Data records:

* start *

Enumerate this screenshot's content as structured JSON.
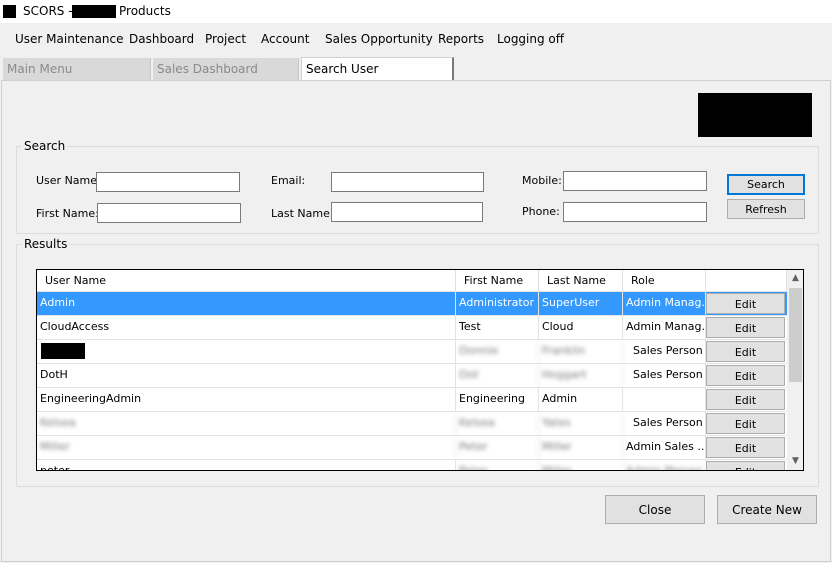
{
  "window": {
    "title_prefix": "SCORS - ",
    "title_suffix": "Products"
  },
  "menu": [
    "User Maintenance",
    "Dashboard",
    "Project",
    "Account",
    "Sales Opportunity",
    "Reports",
    "Logging off"
  ],
  "tabs": [
    {
      "label": "Main Menu",
      "active": false
    },
    {
      "label": "Sales Dashboard",
      "active": false
    },
    {
      "label": "Search User",
      "active": true
    }
  ],
  "search": {
    "title": "Search",
    "user_name_label": "User Name:",
    "first_name_label": "First Name:",
    "email_label": "Email:",
    "last_name_label": "Last Name:",
    "mobile_label": "Mobile:",
    "phone_label": "Phone:",
    "user_name_value": "",
    "first_name_value": "",
    "email_value": "",
    "last_name_value": "",
    "mobile_value": "",
    "phone_value": "",
    "search_button": "Search",
    "refresh_button": "Refresh"
  },
  "results": {
    "title": "Results",
    "columns": [
      "User Name",
      "First Name",
      "Last Name",
      "Role",
      ""
    ],
    "rows": [
      {
        "user": "Admin",
        "first": "Administrator",
        "last": "SuperUser",
        "role": "Admin Manag...",
        "edit": "Edit",
        "selected": true
      },
      {
        "user": "CloudAccess",
        "first": "Test",
        "last": "Cloud",
        "role": "Admin Manag...",
        "edit": "Edit",
        "selected": false
      },
      {
        "user": "",
        "first": "Donnie",
        "last": "Franklin",
        "role": "Sales Person",
        "edit": "Edit",
        "selected": false
      },
      {
        "user": "DotH",
        "first": "Dot",
        "last": "Hoggart",
        "role": "Sales Person",
        "edit": "Edit",
        "selected": false
      },
      {
        "user": "EngineeringAdmin",
        "first": "Engineering",
        "last": "Admin",
        "role": "",
        "edit": "Edit",
        "selected": false
      },
      {
        "user": "Kelsea",
        "first": "Kelsea",
        "last": "Yates",
        "role": "Sales Person",
        "edit": "Edit",
        "selected": false
      },
      {
        "user": "Miller",
        "first": "Peter",
        "last": "Miller",
        "role": "Admin  Sales ...",
        "edit": "Edit",
        "selected": false
      },
      {
        "user": "peter",
        "first": "Peter",
        "last": "Miller",
        "role": "Admin Manag...",
        "edit": "Edit",
        "selected": false
      }
    ]
  },
  "footer": {
    "close_button": "Close",
    "create_button": "Create New"
  },
  "colors": {
    "selection": "#3399ff",
    "focus_border": "#0078d7"
  }
}
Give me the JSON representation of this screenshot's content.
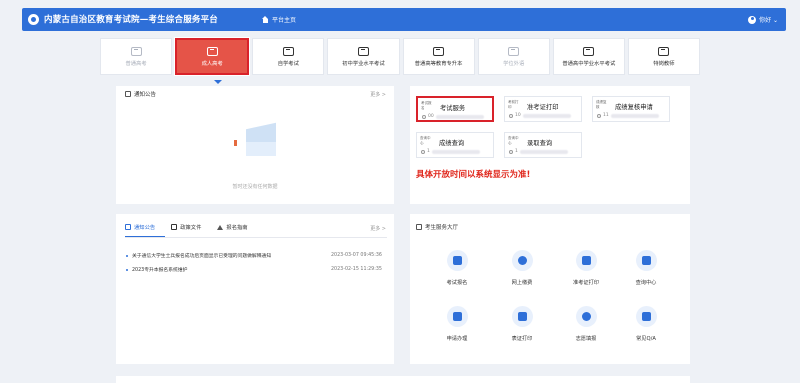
{
  "header": {
    "title": "内蒙古自治区教育考试院—考生综合服务平台",
    "home_label": "平台主页",
    "user_label": "你好 ⌄"
  },
  "tabs": [
    {
      "label": "普通高考",
      "disabled": true
    },
    {
      "label": "成人高考",
      "active": true
    },
    {
      "label": "自学考试"
    },
    {
      "label": "初中学业水平考试"
    },
    {
      "label": "普通高等教育专升本"
    },
    {
      "label": "学位外语",
      "disabled": true
    },
    {
      "label": "普通高中学业水平考试"
    },
    {
      "label": "特岗教师"
    }
  ],
  "notice_top": {
    "title": "通知公告",
    "more": "更多 >",
    "empty_text": "暂时还没有任何数据"
  },
  "services": [
    {
      "badge": "考试报名",
      "name": "考试服务",
      "time": "00"
    },
    {
      "badge": "考前打印",
      "name": "准考证打印",
      "time": "10"
    },
    {
      "badge": "成绩复核",
      "name": "成绩复核申请",
      "time": "11"
    },
    {
      "badge": "查询中心",
      "name": "成绩查询",
      "time": "1"
    },
    {
      "badge": "查询中心",
      "name": "录取查询",
      "time": "1"
    }
  ],
  "note": "具体开放时间以系统显示为准!",
  "notice_bottom": {
    "tabs": [
      "通知公告",
      "政策文件",
      "报名指南"
    ],
    "more": "更多 >",
    "rows": [
      {
        "title": "关于通信大学生士兵报名成功后页面显示已受理的问题做解释通知",
        "date": "2023-03-07 09:45:36"
      },
      {
        "title": "2023专升本报名系统维护",
        "date": "2023-02-15 11:29:35"
      }
    ]
  },
  "hall": {
    "title": "考生服务大厅",
    "items": [
      {
        "label": "考试报名",
        "icon": "graduation-cap-icon"
      },
      {
        "label": "网上缴费",
        "icon": "payment-icon"
      },
      {
        "label": "准考证打印",
        "icon": "printer-icon"
      },
      {
        "label": "查询中心",
        "icon": "document-icon"
      },
      {
        "label": "申请办理",
        "icon": "edit-icon"
      },
      {
        "label": "表证打印",
        "icon": "print-form-icon"
      },
      {
        "label": "志愿填报",
        "icon": "clover-icon"
      },
      {
        "label": "常见Q/A",
        "icon": "chat-icon"
      }
    ]
  },
  "colors": {
    "brand": "#2e6fd8",
    "highlight": "#d9222a",
    "active_tab": "#e55448",
    "note": "#e0261b"
  }
}
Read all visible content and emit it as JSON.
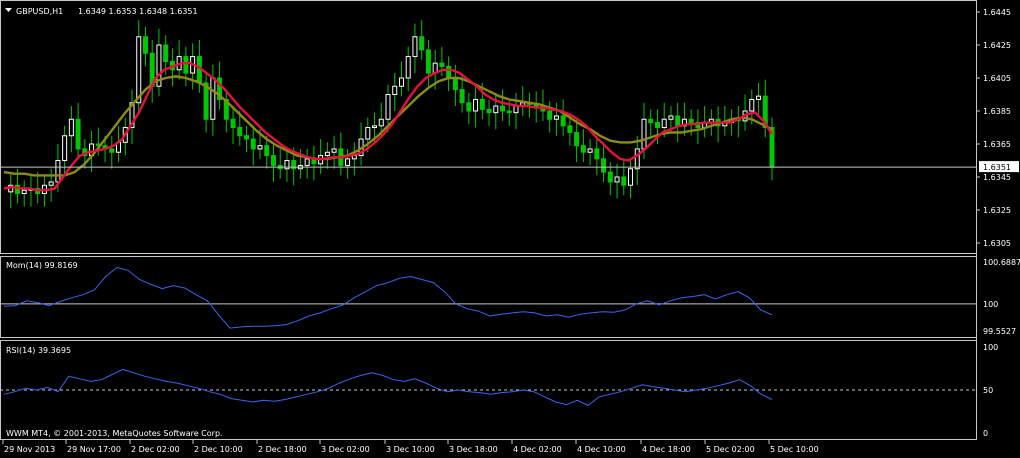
{
  "chart_data": [
    {
      "type": "line",
      "name": "main",
      "title": "GBPUSD,H1",
      "ohlc_header": "1.6349 1.6353 1.6348 1.6351",
      "current_price_label": "1.6351",
      "current_price": 1.6351,
      "ylim": [
        1.63,
        1.645
      ],
      "y_ticks": [
        "1.6445",
        "1.6425",
        "1.6405",
        "1.6385",
        "1.6365",
        "1.6345",
        "1.6325",
        "1.6305"
      ],
      "y_tick_values": [
        1.6445,
        1.6425,
        1.6405,
        1.6385,
        1.6365,
        1.6345,
        1.6325,
        1.6305
      ],
      "x_ticks": [
        "29 Nov 2013",
        "29 Nov 17:00",
        "2 Dec 02:00",
        "2 Dec 10:00",
        "2 Dec 18:00",
        "3 Dec 02:00",
        "3 Dec 10:00",
        "3 Dec 18:00",
        "4 Dec 02:00",
        "4 Dec 10:00",
        "4 Dec 18:00",
        "5 Dec 02:00",
        "5 Dec 10:00"
      ],
      "colors": {
        "bull": "#ffffff",
        "bear": "#00c800",
        "ma_fast": "#e8103c",
        "ma_slow": "#8c8c14",
        "price_line": "#c8c8c8"
      },
      "close_series": [
        1.6336,
        1.634,
        1.6335,
        1.6337,
        1.6338,
        1.6335,
        1.634,
        1.6342,
        1.6355,
        1.637,
        1.638,
        1.6362,
        1.6358,
        1.6365,
        1.6364,
        1.6362,
        1.636,
        1.6366,
        1.6375,
        1.639,
        1.643,
        1.642,
        1.64,
        1.6425,
        1.6415,
        1.641,
        1.6418,
        1.6408,
        1.6418,
        1.6402,
        1.638,
        1.6405,
        1.6392,
        1.638,
        1.6375,
        1.637,
        1.6368,
        1.6362,
        1.6364,
        1.6358,
        1.6352,
        1.635,
        1.6355,
        1.635,
        1.6352,
        1.6356,
        1.6353,
        1.6358,
        1.636,
        1.6362,
        1.6352,
        1.6356,
        1.6358,
        1.6368,
        1.6375,
        1.6376,
        1.638,
        1.6395,
        1.64,
        1.6405,
        1.6418,
        1.643,
        1.6422,
        1.6408,
        1.6414,
        1.6412,
        1.6405,
        1.6398,
        1.639,
        1.6385,
        1.6392,
        1.6386,
        1.6384,
        1.6388,
        1.6385,
        1.6384,
        1.6388,
        1.639,
        1.6389,
        1.6388,
        1.6385,
        1.638,
        1.6382,
        1.6376,
        1.6372,
        1.6364,
        1.636,
        1.6362,
        1.6356,
        1.6348,
        1.6342,
        1.6345,
        1.634,
        1.635,
        1.6362,
        1.638,
        1.6378,
        1.6375,
        1.638,
        1.6382,
        1.6376,
        1.638,
        1.6378,
        1.6375,
        1.6378,
        1.638,
        1.6376,
        1.6378,
        1.638,
        1.6379,
        1.6385,
        1.6392,
        1.6394,
        1.6375,
        1.6351
      ],
      "ma_fast_series": [
        1.6338,
        1.6339,
        1.6338,
        1.6338,
        1.6337,
        1.6337,
        1.6338,
        1.6345,
        1.6352,
        1.6358,
        1.636,
        1.6361,
        1.6362,
        1.6364,
        1.6368,
        1.6376,
        1.6384,
        1.6395,
        1.6405,
        1.641,
        1.6412,
        1.6414,
        1.6414,
        1.6412,
        1.6408,
        1.6404,
        1.6399,
        1.6393,
        1.6387,
        1.6382,
        1.6377,
        1.6372,
        1.6368,
        1.6364,
        1.6361,
        1.6359,
        1.6357,
        1.6356,
        1.6356,
        1.6357,
        1.6357,
        1.6358,
        1.6359,
        1.6362,
        1.6366,
        1.6371,
        1.6377,
        1.6385,
        1.6393,
        1.64,
        1.6405,
        1.6408,
        1.641,
        1.641,
        1.6408,
        1.6404,
        1.64,
        1.6395,
        1.6392,
        1.639,
        1.6389,
        1.6388,
        1.6388,
        1.6387,
        1.6387,
        1.6386,
        1.6385,
        1.6383,
        1.638,
        1.6376,
        1.637,
        1.6365,
        1.636,
        1.6356,
        1.6355,
        1.6358,
        1.6362,
        1.6367,
        1.6372,
        1.6374,
        1.6376,
        1.6377,
        1.6377,
        1.6378,
        1.6378,
        1.6378,
        1.6378,
        1.638,
        1.6383,
        1.6384,
        1.6379,
        1.6371
      ],
      "ma_slow_series": [
        1.6348,
        1.6347,
        1.6347,
        1.6346,
        1.6346,
        1.6346,
        1.6346,
        1.6348,
        1.6353,
        1.636,
        1.6368,
        1.6376,
        1.6384,
        1.6391,
        1.6398,
        1.6403,
        1.6405,
        1.6406,
        1.6405,
        1.6403,
        1.64,
        1.6396,
        1.6391,
        1.6385,
        1.6379,
        1.6373,
        1.6368,
        1.6364,
        1.6361,
        1.6358,
        1.6357,
        1.6356,
        1.6356,
        1.6357,
        1.6358,
        1.6361,
        1.6365,
        1.637,
        1.6376,
        1.6382,
        1.6388,
        1.6394,
        1.6399,
        1.6403,
        1.6405,
        1.6405,
        1.6403,
        1.64,
        1.6397,
        1.6394,
        1.6392,
        1.6391,
        1.639,
        1.6389,
        1.6387,
        1.6385,
        1.6381,
        1.6377,
        1.6374,
        1.637,
        1.6367,
        1.6366,
        1.6366,
        1.6367,
        1.6369,
        1.6371,
        1.6372,
        1.6372,
        1.6373,
        1.6374,
        1.6376,
        1.6378,
        1.638,
        1.6381,
        1.638,
        1.6377,
        1.6374
      ]
    },
    {
      "type": "line",
      "name": "momentum",
      "title": "Mom(14) 99.8169",
      "ylim": [
        99.5527,
        100.6887
      ],
      "y_ticks": [
        "100.6887",
        "100",
        "99.5527"
      ],
      "y_tick_values": [
        100.6887,
        100.0,
        99.5527
      ],
      "reference_level": 100,
      "series_color": "#3c64f0",
      "values": [
        99.96,
        99.97,
        100.05,
        100.02,
        99.97,
        100.04,
        100.1,
        100.15,
        100.23,
        100.45,
        100.6,
        100.55,
        100.4,
        100.32,
        100.25,
        100.3,
        100.26,
        100.15,
        100.05,
        99.82,
        99.6,
        99.62,
        99.63,
        99.63,
        99.64,
        99.66,
        99.72,
        99.8,
        99.85,
        99.92,
        99.98,
        100.1,
        100.2,
        100.3,
        100.35,
        100.42,
        100.45,
        100.4,
        100.35,
        100.2,
        100.0,
        99.92,
        99.88,
        99.8,
        99.83,
        99.85,
        99.87,
        99.85,
        99.8,
        99.82,
        99.78,
        99.83,
        99.85,
        99.87,
        99.86,
        99.9,
        100.0,
        100.05,
        99.98,
        100.05,
        100.1,
        100.12,
        100.15,
        100.08,
        100.15,
        100.2,
        100.1,
        99.9,
        99.82
      ]
    },
    {
      "type": "line",
      "name": "rsi",
      "title": "RSI(14) 39.3695",
      "ylim": [
        0,
        100
      ],
      "y_ticks": [
        "100",
        "50",
        "0"
      ],
      "y_tick_values": [
        100,
        50,
        0
      ],
      "reference_level": 50,
      "series_color": "#3c64f0",
      "values": [
        45,
        48,
        52,
        50,
        53,
        48,
        66,
        63,
        60,
        62,
        68,
        74,
        70,
        66,
        63,
        60,
        58,
        55,
        52,
        48,
        45,
        40,
        38,
        36,
        38,
        37,
        39,
        42,
        45,
        48,
        52,
        58,
        63,
        67,
        70,
        67,
        62,
        60,
        63,
        58,
        52,
        48,
        50,
        48,
        47,
        45,
        47,
        48,
        50,
        48,
        42,
        36,
        33,
        38,
        32,
        42,
        45,
        48,
        52,
        56,
        54,
        52,
        50,
        48,
        50,
        52,
        55,
        58,
        62,
        55,
        45,
        39
      ]
    }
  ],
  "footer": {
    "copyright": "WWM MT4, © 2001-2013, MetaQuotes Software Corp."
  }
}
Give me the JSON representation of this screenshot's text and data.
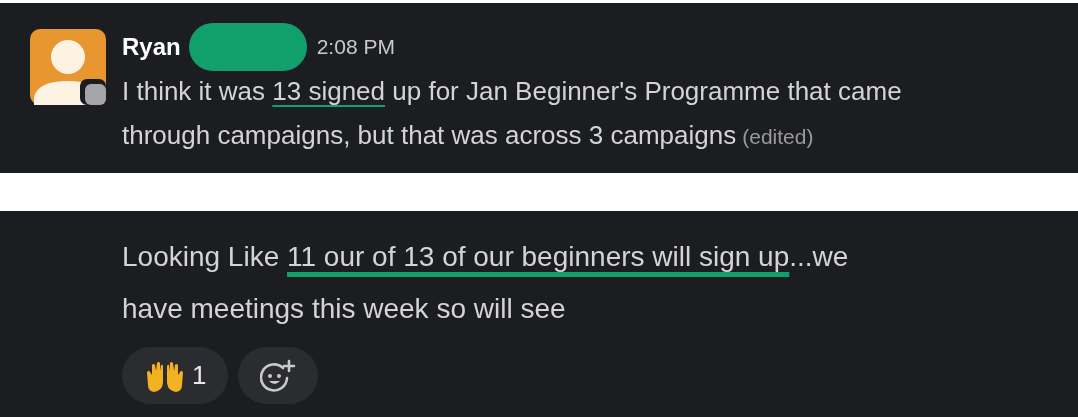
{
  "messages": [
    {
      "author": "Ryan",
      "name_redacted": true,
      "time": "2:08 PM",
      "lines": [
        [
          {
            "text": "I think it was ",
            "highlighted": false
          },
          {
            "text": "13 signed",
            "highlighted": true
          },
          {
            "text": " up for Jan Beginner's Programme that came",
            "highlighted": false
          }
        ],
        [
          {
            "text": "through campaigns, but that was across 3 campaigns",
            "highlighted": false
          }
        ]
      ],
      "edited": "(edited)"
    },
    {
      "lines": [
        [
          {
            "text": "Looking Like ",
            "highlighted": false
          },
          {
            "text": "11 our of 13 of our beginners will sign up",
            "highlighted": true
          },
          {
            "text": "...we",
            "highlighted": false
          }
        ],
        [
          {
            "text": "have meetings this week so will see",
            "highlighted": false
          }
        ]
      ],
      "reactions": [
        {
          "kind": "raised_hands",
          "count": "1"
        }
      ]
    }
  ]
}
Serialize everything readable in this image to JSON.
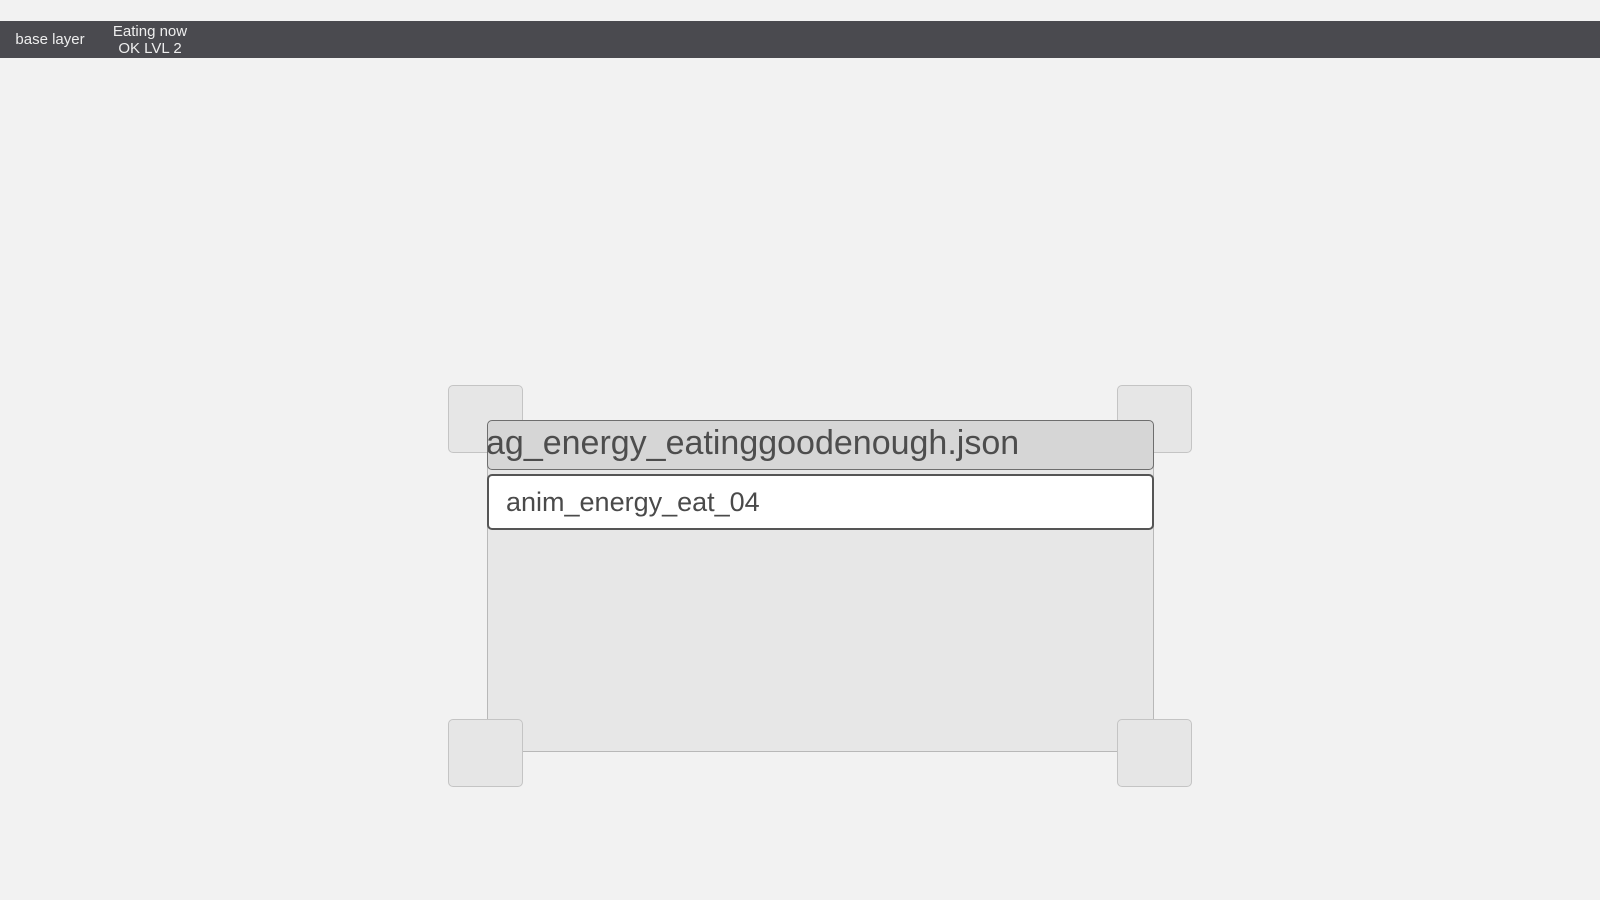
{
  "topbar": {
    "tabs": [
      {
        "label": "base layer"
      },
      {
        "line1": "Eating now",
        "line2": "OK LVL 2"
      }
    ]
  },
  "panel": {
    "title": "ag_energy_eatinggoodenough.json",
    "animation_name": "anim_energy_eat_04"
  }
}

* end *

_Required task_.
Using the entries above, return each line in which the word "screenshot" occurs.

_The solution_.
Enumerate this screenshot's content as structured JSON.
Give me the JSON representation of this screenshot's content.
Give me the JSON representation of this screenshot's text and data.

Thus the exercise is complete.